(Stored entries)
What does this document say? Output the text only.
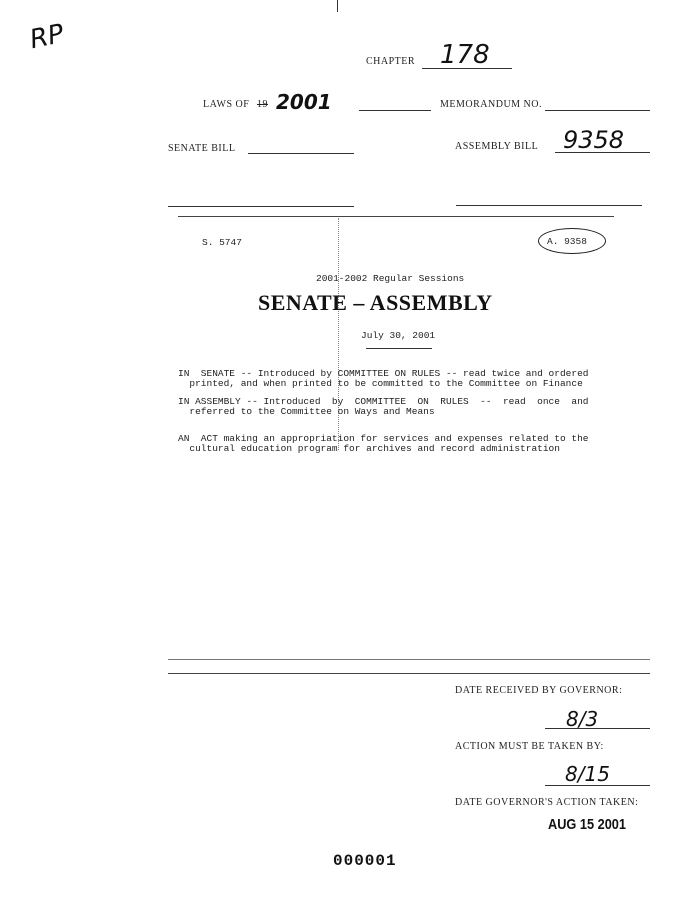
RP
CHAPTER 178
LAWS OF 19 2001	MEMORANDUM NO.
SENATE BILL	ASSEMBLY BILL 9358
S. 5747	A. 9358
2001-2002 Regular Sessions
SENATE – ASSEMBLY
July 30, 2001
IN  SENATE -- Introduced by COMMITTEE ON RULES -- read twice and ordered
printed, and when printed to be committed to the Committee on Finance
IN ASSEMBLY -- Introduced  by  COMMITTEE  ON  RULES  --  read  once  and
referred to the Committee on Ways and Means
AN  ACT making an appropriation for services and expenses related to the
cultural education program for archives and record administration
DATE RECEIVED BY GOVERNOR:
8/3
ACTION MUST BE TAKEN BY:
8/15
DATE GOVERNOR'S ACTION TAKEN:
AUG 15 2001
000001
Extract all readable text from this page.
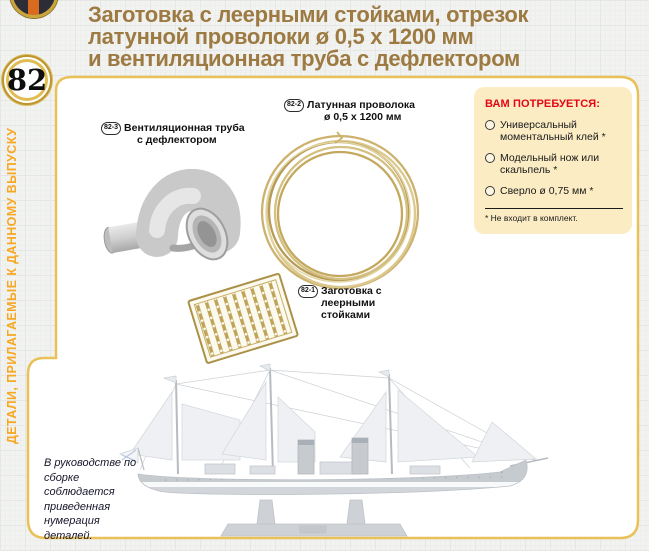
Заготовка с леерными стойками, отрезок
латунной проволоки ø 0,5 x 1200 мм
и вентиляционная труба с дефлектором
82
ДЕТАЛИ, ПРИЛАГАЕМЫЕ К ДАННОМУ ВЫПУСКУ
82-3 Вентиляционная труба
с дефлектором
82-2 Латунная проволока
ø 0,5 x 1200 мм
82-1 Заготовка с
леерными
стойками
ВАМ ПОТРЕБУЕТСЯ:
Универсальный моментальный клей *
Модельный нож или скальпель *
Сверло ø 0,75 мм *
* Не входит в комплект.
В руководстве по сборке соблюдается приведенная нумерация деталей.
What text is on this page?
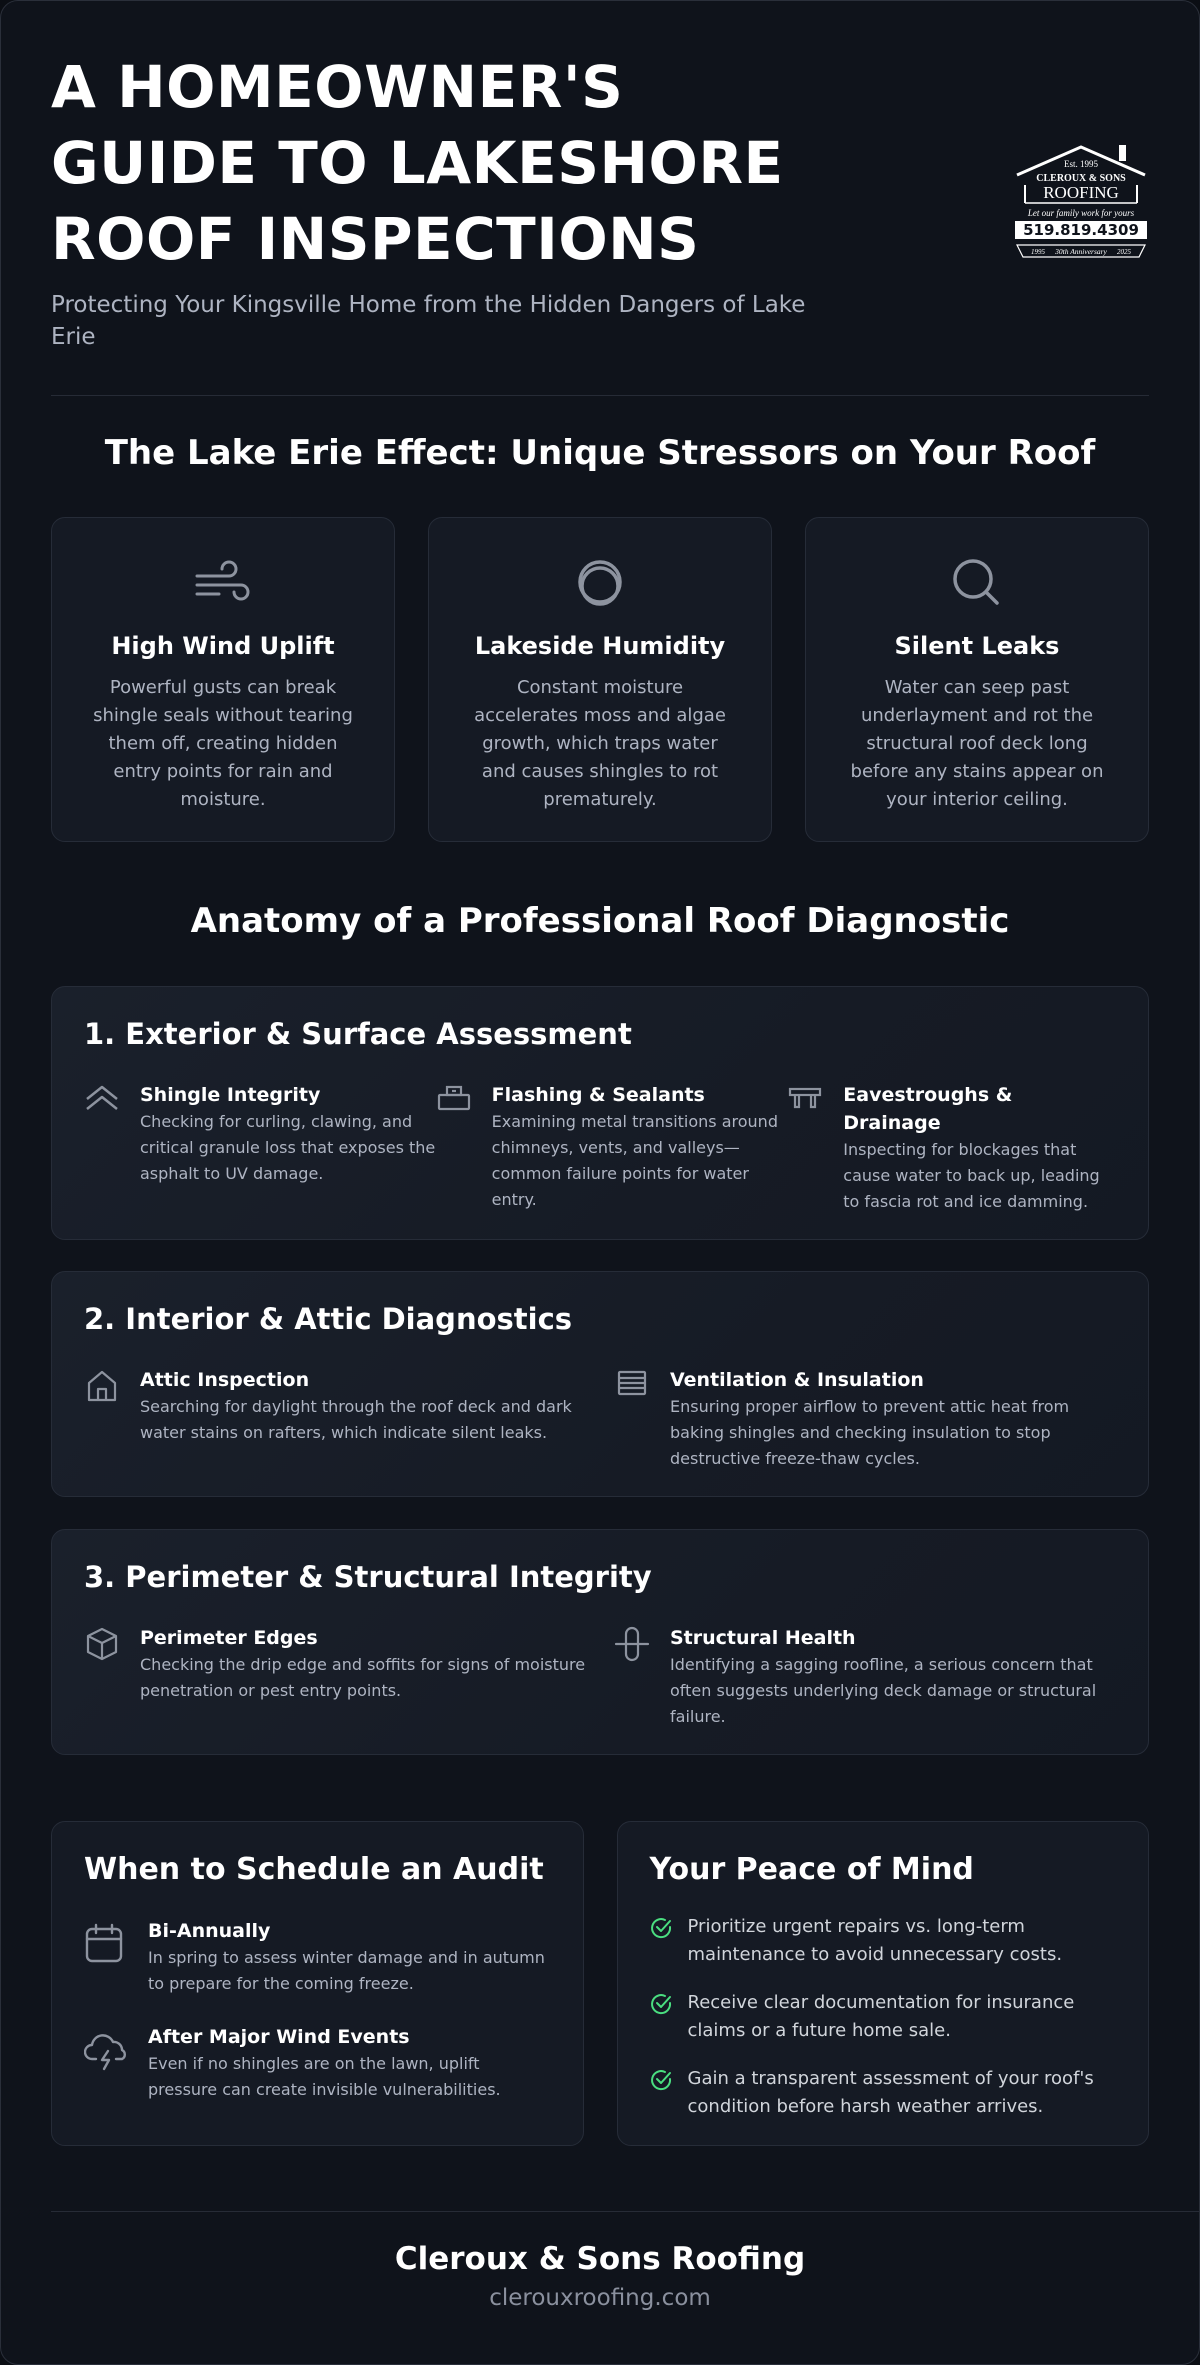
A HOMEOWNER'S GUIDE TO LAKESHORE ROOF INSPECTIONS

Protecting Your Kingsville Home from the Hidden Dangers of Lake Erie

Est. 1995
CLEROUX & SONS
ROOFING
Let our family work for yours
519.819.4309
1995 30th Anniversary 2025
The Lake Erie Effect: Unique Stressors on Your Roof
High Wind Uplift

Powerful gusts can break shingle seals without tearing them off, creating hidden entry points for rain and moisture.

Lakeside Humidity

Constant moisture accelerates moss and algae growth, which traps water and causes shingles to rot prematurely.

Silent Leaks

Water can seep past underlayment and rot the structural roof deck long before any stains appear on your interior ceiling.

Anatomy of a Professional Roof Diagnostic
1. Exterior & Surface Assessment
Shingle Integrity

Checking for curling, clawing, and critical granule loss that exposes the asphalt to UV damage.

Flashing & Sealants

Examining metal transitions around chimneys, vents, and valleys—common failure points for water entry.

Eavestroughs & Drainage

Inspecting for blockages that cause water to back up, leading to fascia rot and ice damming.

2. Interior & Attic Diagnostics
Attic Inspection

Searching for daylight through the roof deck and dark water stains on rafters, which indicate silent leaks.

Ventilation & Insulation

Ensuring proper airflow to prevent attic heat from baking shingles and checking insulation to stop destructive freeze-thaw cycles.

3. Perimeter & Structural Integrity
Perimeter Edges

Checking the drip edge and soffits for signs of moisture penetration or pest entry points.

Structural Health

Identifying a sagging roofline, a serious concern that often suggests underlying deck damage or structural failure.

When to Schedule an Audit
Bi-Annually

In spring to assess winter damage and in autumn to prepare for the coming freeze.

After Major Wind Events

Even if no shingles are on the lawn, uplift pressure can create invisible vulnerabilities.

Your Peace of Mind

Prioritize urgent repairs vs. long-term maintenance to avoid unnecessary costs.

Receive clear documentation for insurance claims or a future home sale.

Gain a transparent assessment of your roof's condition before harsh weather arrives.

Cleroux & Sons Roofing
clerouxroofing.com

* Given exercise *
Output the data above without changes, apart from leaving out the pictures.

* Response *
What does this document say? Output the text only.
RP
CHAPTER 178
LAWS OF 19 2001	MEMORANDUM NO.
SENATE BILL	ASSEMBLY BILL 9358
S. 5747	A. 9358
2001-2002 Regular Sessions
SENATE – ASSEMBLY
July 30, 2001
IN  SENATE -- Introduced by COMMITTEE ON RULES -- read twice and ordered
printed, and when printed to be committed to the Committee on Finance
IN ASSEMBLY -- Introduced  by  COMMITTEE  ON  RULES  --  read  once  and
referred to the Committee on Ways and Means
AN  ACT making an appropriation for services and expenses related to the
cultural education program for archives and record administration
DATE RECEIVED BY GOVERNOR:
8/3
ACTION MUST BE TAKEN BY:
8/15
DATE GOVERNOR'S ACTION TAKEN:
AUG 15 2001
000001
Extract all readable text from this page.
Заготовка с леерными стойками, отрезок
латунной проволоки ø 0,5 x 1200 мм
и вентиляционная труба с дефлектором
82
ДЕТАЛИ, ПРИЛАГАЕМЫЕ К ДАННОМУ ВЫПУСКУ
82-3 Вентиляционная труба
с дефлектором
82-2 Латунная проволока
ø 0,5 x 1200 мм
82-1 Заготовка с
леерными
стойками
ВАМ ПОТРЕБУЕТСЯ:
Универсальный моментальный клей *
Модельный нож или скальпель *
Сверло ø 0,75 мм *
* Не входит в комплект.
В руководстве по сборке соблюдается приведенная нумерация деталей.
What text is on this page?
A HOMEOWNER'S GUIDE TO LAKESHORE ROOF INSPECTIONS

Protecting Your Kingsville Home from the Hidden Dangers of Lake Erie

Est. 1995
CLEROUX & SONS
ROOFING
Let our family work for yours
519.819.4309
1995 30th Anniversary 2025
The Lake Erie Effect: Unique Stressors on Your Roof
High Wind Uplift

Powerful gusts can break shingle seals without tearing them off, creating hidden entry points for rain and moisture.

Lakeside Humidity

Constant moisture accelerates moss and algae growth, which traps water and causes shingles to rot prematurely.

Silent Leaks

Water can seep past underlayment and rot the structural roof deck long before any stains appear on your interior ceiling.

Anatomy of a Professional Roof Diagnostic
1. Exterior & Surface Assessment
Shingle Integrity

Checking for curling, clawing, and critical granule loss that exposes the asphalt to UV damage.

Flashing & Sealants

Examining metal transitions around chimneys, vents, and valleys—common failure points for water entry.

Eavestroughs & Drainage

Inspecting for blockages that cause water to back up, leading to fascia rot and ice damming.

2. Interior & Attic Diagnostics
Attic Inspection

Searching for daylight through the roof deck and dark water stains on rafters, which indicate silent leaks.

Ventilation & Insulation

Ensuring proper airflow to prevent attic heat from baking shingles and checking insulation to stop destructive freeze-thaw cycles.

3. Perimeter & Structural Integrity
Perimeter Edges

Checking the drip edge and soffits for signs of moisture penetration or pest entry points.

Structural Health

Identifying a sagging roofline, a serious concern that often suggests underlying deck damage or structural failure.

When to Schedule an Audit
Bi-Annually

In spring to assess winter damage and in autumn to prepare for the coming freeze.

After Major Wind Events

Even if no shingles are on the lawn, uplift pressure can create invisible vulnerabilities.

Your Peace of Mind

Prioritize urgent repairs vs. long-term maintenance to avoid unnecessary costs.

Receive clear documentation for insurance claims or a future home sale.

Gain a transparent assessment of your roof's condition before harsh weather arrives.

Cleroux & Sons Roofing
clerouxroofing.com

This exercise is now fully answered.